## Objective
Write out the records beneath this line exactly as they appear, minus any images.

## Available records
————————
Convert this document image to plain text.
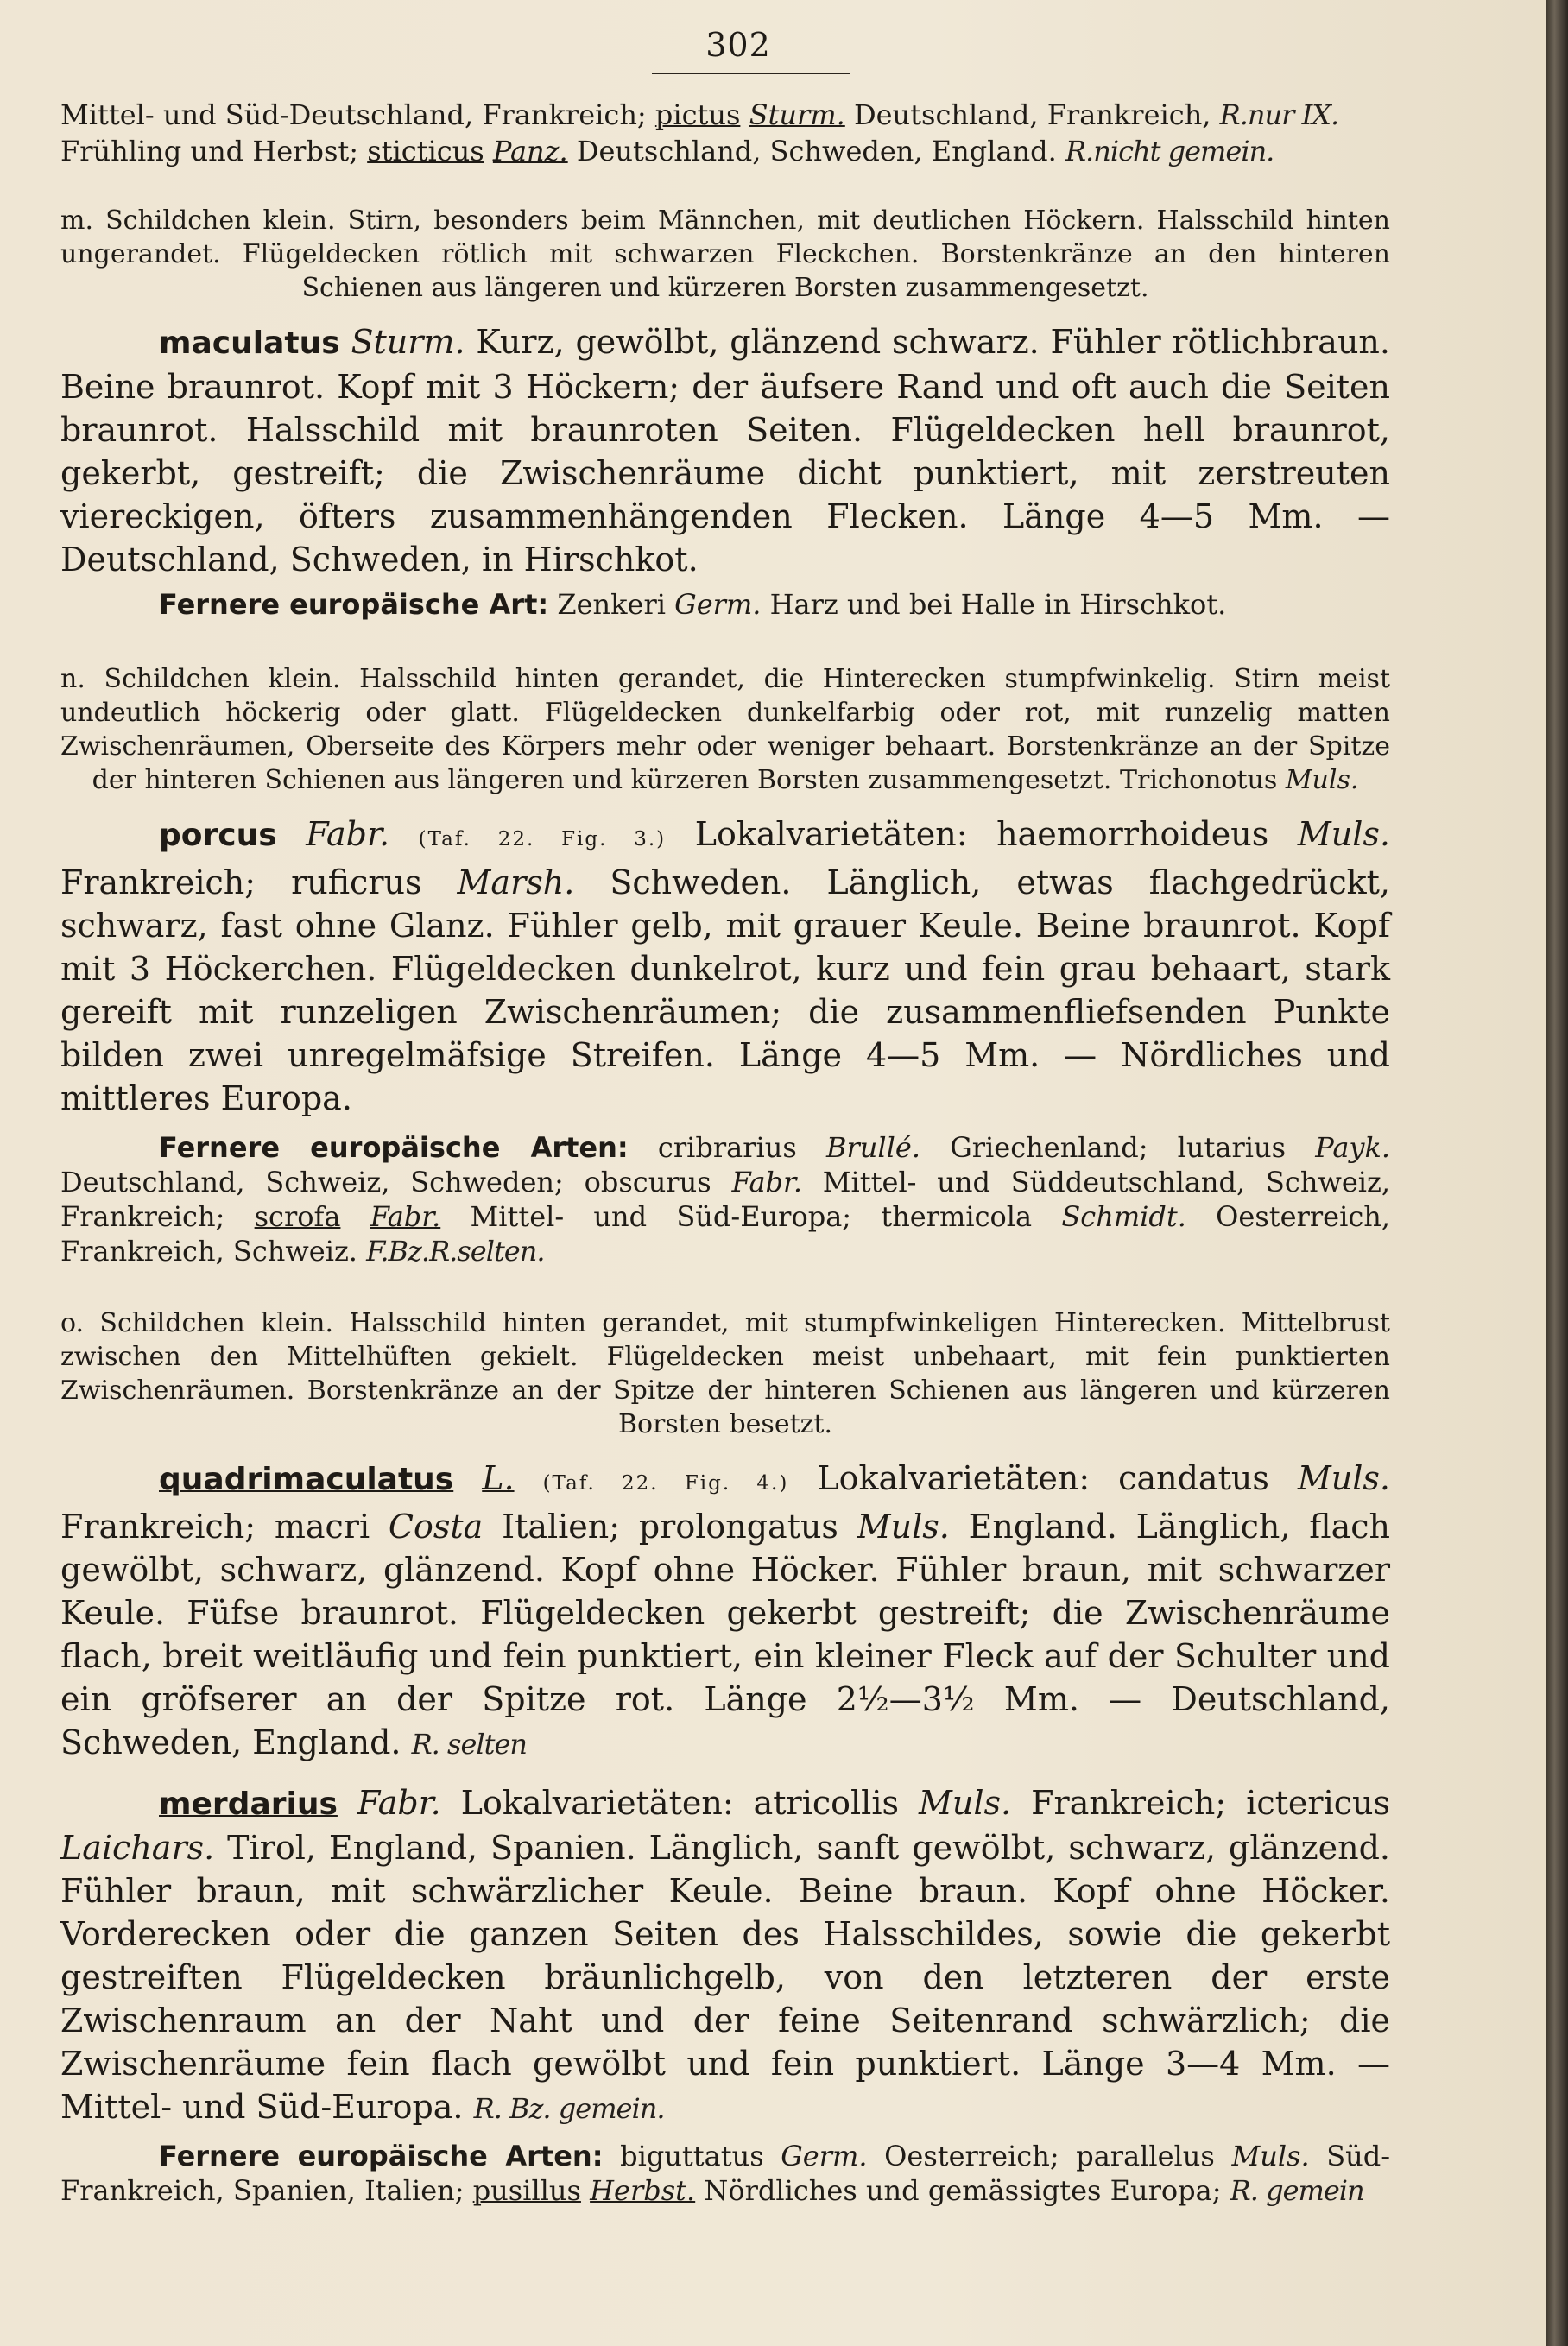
302

Mittel- und Süd-Deutschland, Frankreich; pictus Sturm. Deutschland, Frankreich, R.nur IX.
Frühling und Herbst; sticticus Panz. Deutschland, Schweden, England. R.nicht gemein.

m. Schildchen klein. Stirn, besonders beim Männchen, mit deutlichen Höckern. Halsschild hinten ungerandet. Flügeldecken rötlich mit schwarzen Fleckchen. Borstenkränze an den hinteren Schienen aus längeren und kürzeren Borsten zusammengesetzt.

maculatus Sturm. Kurz, gewölbt, glänzend schwarz. Fühler rötlichbraun. Beine braunrot. Kopf mit 3 Höckern; der äufsere Rand und oft auch die Seiten braunrot. Halsschild mit braunroten Seiten. Flügeldecken hell braunrot, gekerbt, gestreift; die Zwischenräume dicht punktiert, mit zerstreuten viereckigen, öfters zusammenhängenden Flecken. Länge 4—5 Mm. — Deutschland, Schweden, in Hirschkot.

Fernere europäische Art: Zenkeri Germ. Harz und bei Halle in Hirschkot.

n. Schildchen klein. Halsschild hinten gerandet, die Hinterecken stumpfwinkelig. Stirn meist undeutlich höckerig oder glatt. Flügeldecken dunkelfarbig oder rot, mit runzelig matten Zwischenräumen, Oberseite des Körpers mehr oder weniger behaart. Borstenkränze an der Spitze der hinteren Schienen aus längeren und kürzeren Borsten zusammengesetzt. Trichonotus Muls.

porcus Fabr. (Taf. 22. Fig. 3.) Lokalvarietäten: haemorrhoideus Muls. Frankreich; ruficrus Marsh. Schweden. Länglich, etwas flachgedrückt, schwarz, fast ohne Glanz. Fühler gelb, mit grauer Keule. Beine braunrot. Kopf mit 3 Höckerchen. Flügeldecken dunkelrot, kurz und fein grau behaart, stark gereift mit runzeligen Zwischenräumen; die zusammenfliefsenden Punkte bilden zwei unregelmäfsige Streifen. Länge 4—5 Mm. — Nördliches und mittleres Europa.

Fernere europäische Arten: cribrarius Brullé. Griechenland; lutarius Payk. Deutschland, Schweiz, Schweden; obscurus Fabr. Mittel- und Süddeutschland, Schweiz, Frankreich; scrofa Fabr. Mittel- und Süd-Europa; thermicola Schmidt. Oesterreich, Frankreich, Schweiz. F.Bz.R.selten.

o. Schildchen klein. Halsschild hinten gerandet, mit stumpfwinkeligen Hinterecken. Mittelbrust zwischen den Mittelhüften gekielt. Flügeldecken meist unbehaart, mit fein punktierten Zwischenräumen. Borstenkränze an der Spitze der hinteren Schienen aus längeren und kürzeren Borsten besetzt.

quadrimaculatus L. (Taf. 22. Fig. 4.) Lokalvarietäten: candatus Muls. Frankreich; macri Costa Italien; prolongatus Muls. England. Länglich, flach gewölbt, schwarz, glänzend. Kopf ohne Höcker. Fühler braun, mit schwarzer Keule. Füfse braunrot. Flügeldecken gekerbt gestreift; die Zwischenräume flach, breit weitläufig und fein punktiert, ein kleiner Fleck auf der Schulter und ein gröfserer an der Spitze rot. Länge 2½—3½ Mm. — Deutschland, Schweden, England. R. selten

merdarius Fabr. Lokalvarietäten: atricollis Muls. Frankreich; ictericus Laichars. Tirol, England, Spanien. Länglich, sanft gewölbt, schwarz, glänzend. Fühler braun, mit schwärzlicher Keule. Beine braun. Kopf ohne Höcker. Vorderecken oder die ganzen Seiten des Halsschildes, sowie die gekerbt gestreiften Flügeldecken bräunlichgelb, von den letzteren der erste Zwischenraum an der Naht und der feine Seitenrand schwärzlich; die Zwischenräume fein flach gewölbt und fein punktiert. Länge 3—4 Mm. — Mittel- und Süd-Europa. R. Bz. gemein.

Fernere europäische Arten: biguttatus Germ. Oesterreich; parallelus Muls. Süd-Frankreich, Spanien, Italien; pusillus Herbst. Nördliches und gemässigtes Europa; R. gemein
————————
## Full output
Convert this document image to plain text.
302

Mittel- und Süd-Deutschland, Frankreich; pictus Sturm. Deutschland, Frankreich, R.nur IX.
Frühling und Herbst; sticticus Panz. Deutschland, Schweden, England. R.nicht gemein.

m. Schildchen klein. Stirn, besonders beim Männchen, mit deutlichen Höckern. Halsschild hinten ungerandet. Flügeldecken rötlich mit schwarzen Fleckchen. Borstenkränze an den hinteren Schienen aus längeren und kürzeren Borsten zusammengesetzt.

maculatus Sturm. Kurz, gewölbt, glänzend schwarz. Fühler rötlichbraun. Beine braunrot. Kopf mit 3 Höckern; der äufsere Rand und oft auch die Seiten braunrot. Halsschild mit braunroten Seiten. Flügeldecken hell braunrot, gekerbt, gestreift; die Zwischenräume dicht punktiert, mit zerstreuten viereckigen, öfters zusammenhängenden Flecken. Länge 4—5 Mm. — Deutschland, Schweden, in Hirschkot.

Fernere europäische Art: Zenkeri Germ. Harz und bei Halle in Hirschkot.

n. Schildchen klein. Halsschild hinten gerandet, die Hinterecken stumpfwinkelig. Stirn meist undeutlich höckerig oder glatt. Flügeldecken dunkelfarbig oder rot, mit runzelig matten Zwischenräumen, Oberseite des Körpers mehr oder weniger behaart. Borstenkränze an der Spitze der hinteren Schienen aus längeren und kürzeren Borsten zusammengesetzt. Trichonotus Muls.

porcus Fabr. (Taf. 22. Fig. 3.) Lokalvarietäten: haemorrhoideus Muls. Frankreich; ruficrus Marsh. Schweden. Länglich, etwas flachgedrückt, schwarz, fast ohne Glanz. Fühler gelb, mit grauer Keule. Beine braunrot. Kopf mit 3 Höckerchen. Flügeldecken dunkelrot, kurz und fein grau behaart, stark gereift mit runzeligen Zwischenräumen; die zusammenfliefsenden Punkte bilden zwei unregelmäfsige Streifen. Länge 4—5 Mm. — Nördliches und mittleres Europa.

Fernere europäische Arten: cribrarius Brullé. Griechenland; lutarius Payk. Deutschland, Schweiz, Schweden; obscurus Fabr. Mittel- und Süddeutschland, Schweiz, Frankreich; scrofa Fabr. Mittel- und Süd-Europa; thermicola Schmidt. Oesterreich, Frankreich, Schweiz. F.Bz.R.selten.

o. Schildchen klein. Halsschild hinten gerandet, mit stumpfwinkeligen Hinterecken. Mittelbrust zwischen den Mittelhüften gekielt. Flügeldecken meist unbehaart, mit fein punktierten Zwischenräumen. Borstenkränze an der Spitze der hinteren Schienen aus längeren und kürzeren Borsten besetzt.

quadrimaculatus L. (Taf. 22. Fig. 4.) Lokalvarietäten: candatus Muls. Frankreich; macri Costa Italien; prolongatus Muls. England. Länglich, flach gewölbt, schwarz, glänzend. Kopf ohne Höcker. Fühler braun, mit schwarzer Keule. Füfse braunrot. Flügeldecken gekerbt gestreift; die Zwischenräume flach, breit weitläufig und fein punktiert, ein kleiner Fleck auf der Schulter und ein gröfserer an der Spitze rot. Länge 2½—3½ Mm. — Deutschland, Schweden, England. R. selten

merdarius Fabr. Lokalvarietäten: atricollis Muls. Frankreich; ictericus Laichars. Tirol, England, Spanien. Länglich, sanft gewölbt, schwarz, glänzend. Fühler braun, mit schwärzlicher Keule. Beine braun. Kopf ohne Höcker. Vorderecken oder die ganzen Seiten des Halsschildes, sowie die gekerbt gestreiften Flügeldecken bräunlichgelb, von den letzteren der erste Zwischenraum an der Naht und der feine Seitenrand schwärzlich; die Zwischenräume fein flach gewölbt und fein punktiert. Länge 3—4 Mm. — Mittel- und Süd-Europa. R. Bz. gemein.

Fernere europäische Arten: biguttatus Germ. Oesterreich; parallelus Muls. Süd-Frankreich, Spanien, Italien; pusillus Herbst. Nördliches und gemässigtes Europa; R. gemein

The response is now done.